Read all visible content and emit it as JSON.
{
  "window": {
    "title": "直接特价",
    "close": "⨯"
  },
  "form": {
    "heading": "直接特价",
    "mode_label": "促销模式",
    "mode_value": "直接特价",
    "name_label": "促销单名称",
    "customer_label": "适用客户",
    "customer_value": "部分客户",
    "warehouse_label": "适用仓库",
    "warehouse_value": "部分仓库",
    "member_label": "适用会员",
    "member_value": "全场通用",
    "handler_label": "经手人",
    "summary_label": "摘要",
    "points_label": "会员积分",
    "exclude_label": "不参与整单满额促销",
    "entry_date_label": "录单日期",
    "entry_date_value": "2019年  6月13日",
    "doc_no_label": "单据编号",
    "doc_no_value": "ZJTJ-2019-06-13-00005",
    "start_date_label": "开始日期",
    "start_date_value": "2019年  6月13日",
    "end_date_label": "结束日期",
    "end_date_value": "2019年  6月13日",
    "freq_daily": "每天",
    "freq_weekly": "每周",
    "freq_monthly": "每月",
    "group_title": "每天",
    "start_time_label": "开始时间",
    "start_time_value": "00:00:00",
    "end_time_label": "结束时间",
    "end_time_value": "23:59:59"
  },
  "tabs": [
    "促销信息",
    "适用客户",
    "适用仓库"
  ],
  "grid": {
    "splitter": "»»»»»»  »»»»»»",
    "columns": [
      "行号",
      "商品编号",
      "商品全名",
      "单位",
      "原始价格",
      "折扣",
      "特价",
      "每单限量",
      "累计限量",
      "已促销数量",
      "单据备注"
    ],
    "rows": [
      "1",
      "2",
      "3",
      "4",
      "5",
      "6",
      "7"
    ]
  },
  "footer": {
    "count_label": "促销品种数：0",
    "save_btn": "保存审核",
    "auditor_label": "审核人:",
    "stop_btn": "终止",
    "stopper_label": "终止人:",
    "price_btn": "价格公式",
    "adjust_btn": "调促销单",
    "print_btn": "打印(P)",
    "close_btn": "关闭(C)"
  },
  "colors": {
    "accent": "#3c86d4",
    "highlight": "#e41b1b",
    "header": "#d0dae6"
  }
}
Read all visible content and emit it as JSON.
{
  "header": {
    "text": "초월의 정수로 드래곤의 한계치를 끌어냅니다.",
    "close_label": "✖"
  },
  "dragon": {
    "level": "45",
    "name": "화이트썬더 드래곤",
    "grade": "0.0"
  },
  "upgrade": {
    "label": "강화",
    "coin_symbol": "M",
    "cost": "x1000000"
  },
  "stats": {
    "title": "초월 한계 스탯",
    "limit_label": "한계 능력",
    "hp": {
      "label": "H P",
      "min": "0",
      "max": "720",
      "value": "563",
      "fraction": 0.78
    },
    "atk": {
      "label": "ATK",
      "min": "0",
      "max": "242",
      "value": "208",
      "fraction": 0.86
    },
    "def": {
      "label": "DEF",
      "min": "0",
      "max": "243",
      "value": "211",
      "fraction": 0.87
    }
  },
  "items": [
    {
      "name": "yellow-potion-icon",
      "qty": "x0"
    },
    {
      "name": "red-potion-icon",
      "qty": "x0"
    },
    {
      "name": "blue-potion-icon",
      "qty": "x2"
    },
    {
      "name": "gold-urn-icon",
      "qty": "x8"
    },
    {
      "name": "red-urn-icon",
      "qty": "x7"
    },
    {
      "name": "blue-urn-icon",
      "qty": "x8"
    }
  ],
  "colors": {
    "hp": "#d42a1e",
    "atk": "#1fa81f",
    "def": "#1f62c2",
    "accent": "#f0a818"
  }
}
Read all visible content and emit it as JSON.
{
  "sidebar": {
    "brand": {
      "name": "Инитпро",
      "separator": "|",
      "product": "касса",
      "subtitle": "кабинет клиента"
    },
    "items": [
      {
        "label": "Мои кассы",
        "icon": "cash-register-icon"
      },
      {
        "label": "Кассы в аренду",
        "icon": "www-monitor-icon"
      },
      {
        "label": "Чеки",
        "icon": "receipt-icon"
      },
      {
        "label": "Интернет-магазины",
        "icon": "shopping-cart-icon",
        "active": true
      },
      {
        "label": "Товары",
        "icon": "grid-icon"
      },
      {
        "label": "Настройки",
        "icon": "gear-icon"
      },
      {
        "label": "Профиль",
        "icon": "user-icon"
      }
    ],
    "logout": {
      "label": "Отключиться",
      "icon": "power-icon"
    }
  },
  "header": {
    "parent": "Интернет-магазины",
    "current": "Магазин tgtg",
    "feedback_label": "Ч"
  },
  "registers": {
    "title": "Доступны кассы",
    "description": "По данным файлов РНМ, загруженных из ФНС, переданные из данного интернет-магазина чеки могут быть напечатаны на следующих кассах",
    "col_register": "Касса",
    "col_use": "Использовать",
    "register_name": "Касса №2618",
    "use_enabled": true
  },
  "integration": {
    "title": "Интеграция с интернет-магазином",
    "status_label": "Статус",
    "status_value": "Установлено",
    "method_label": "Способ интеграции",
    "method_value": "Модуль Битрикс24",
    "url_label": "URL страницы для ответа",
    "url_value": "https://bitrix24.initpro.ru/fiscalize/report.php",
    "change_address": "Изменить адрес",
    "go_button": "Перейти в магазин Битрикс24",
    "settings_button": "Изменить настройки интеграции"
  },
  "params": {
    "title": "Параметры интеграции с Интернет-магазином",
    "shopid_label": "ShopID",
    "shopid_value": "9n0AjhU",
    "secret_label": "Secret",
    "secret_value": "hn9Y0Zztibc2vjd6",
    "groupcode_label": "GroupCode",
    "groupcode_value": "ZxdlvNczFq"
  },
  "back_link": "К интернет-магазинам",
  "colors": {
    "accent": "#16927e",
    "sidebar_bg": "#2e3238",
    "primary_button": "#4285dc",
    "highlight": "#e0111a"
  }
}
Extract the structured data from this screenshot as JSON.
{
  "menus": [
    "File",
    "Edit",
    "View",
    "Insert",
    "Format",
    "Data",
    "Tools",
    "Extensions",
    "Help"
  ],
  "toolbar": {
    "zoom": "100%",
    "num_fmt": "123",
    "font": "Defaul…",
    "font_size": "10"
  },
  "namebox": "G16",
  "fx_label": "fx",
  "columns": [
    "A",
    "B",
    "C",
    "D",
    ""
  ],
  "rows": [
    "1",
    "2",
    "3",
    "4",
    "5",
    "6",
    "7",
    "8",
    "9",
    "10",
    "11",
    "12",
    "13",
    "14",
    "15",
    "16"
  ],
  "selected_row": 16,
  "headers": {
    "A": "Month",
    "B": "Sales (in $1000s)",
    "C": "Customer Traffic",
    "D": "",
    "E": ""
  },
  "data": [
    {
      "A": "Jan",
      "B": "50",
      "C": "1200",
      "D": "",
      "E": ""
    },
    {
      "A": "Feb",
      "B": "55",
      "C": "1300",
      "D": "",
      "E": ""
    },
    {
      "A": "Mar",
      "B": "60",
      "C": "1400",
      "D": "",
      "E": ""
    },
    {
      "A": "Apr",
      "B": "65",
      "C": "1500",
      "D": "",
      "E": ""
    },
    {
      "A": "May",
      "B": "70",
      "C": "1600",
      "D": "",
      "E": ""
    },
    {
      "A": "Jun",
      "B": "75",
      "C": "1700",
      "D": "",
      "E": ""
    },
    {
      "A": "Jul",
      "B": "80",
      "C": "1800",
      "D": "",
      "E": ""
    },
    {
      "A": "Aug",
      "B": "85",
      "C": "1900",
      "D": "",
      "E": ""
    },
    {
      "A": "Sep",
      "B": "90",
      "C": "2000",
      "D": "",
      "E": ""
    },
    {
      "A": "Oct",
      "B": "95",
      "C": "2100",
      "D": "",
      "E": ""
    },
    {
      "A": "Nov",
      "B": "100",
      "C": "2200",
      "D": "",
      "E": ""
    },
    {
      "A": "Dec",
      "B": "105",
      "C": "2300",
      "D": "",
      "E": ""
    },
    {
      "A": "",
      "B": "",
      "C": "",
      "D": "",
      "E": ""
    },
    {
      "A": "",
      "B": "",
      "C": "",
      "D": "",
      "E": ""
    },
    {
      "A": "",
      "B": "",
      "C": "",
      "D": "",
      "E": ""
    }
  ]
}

_CHALLENGE_
Copy each line that holds the word "potion".

_PROBLEM SOLUTION_
      "name": "yellow-potion-icon",
      "name": "red-potion-icon",
      "name": "blue-potion-icon",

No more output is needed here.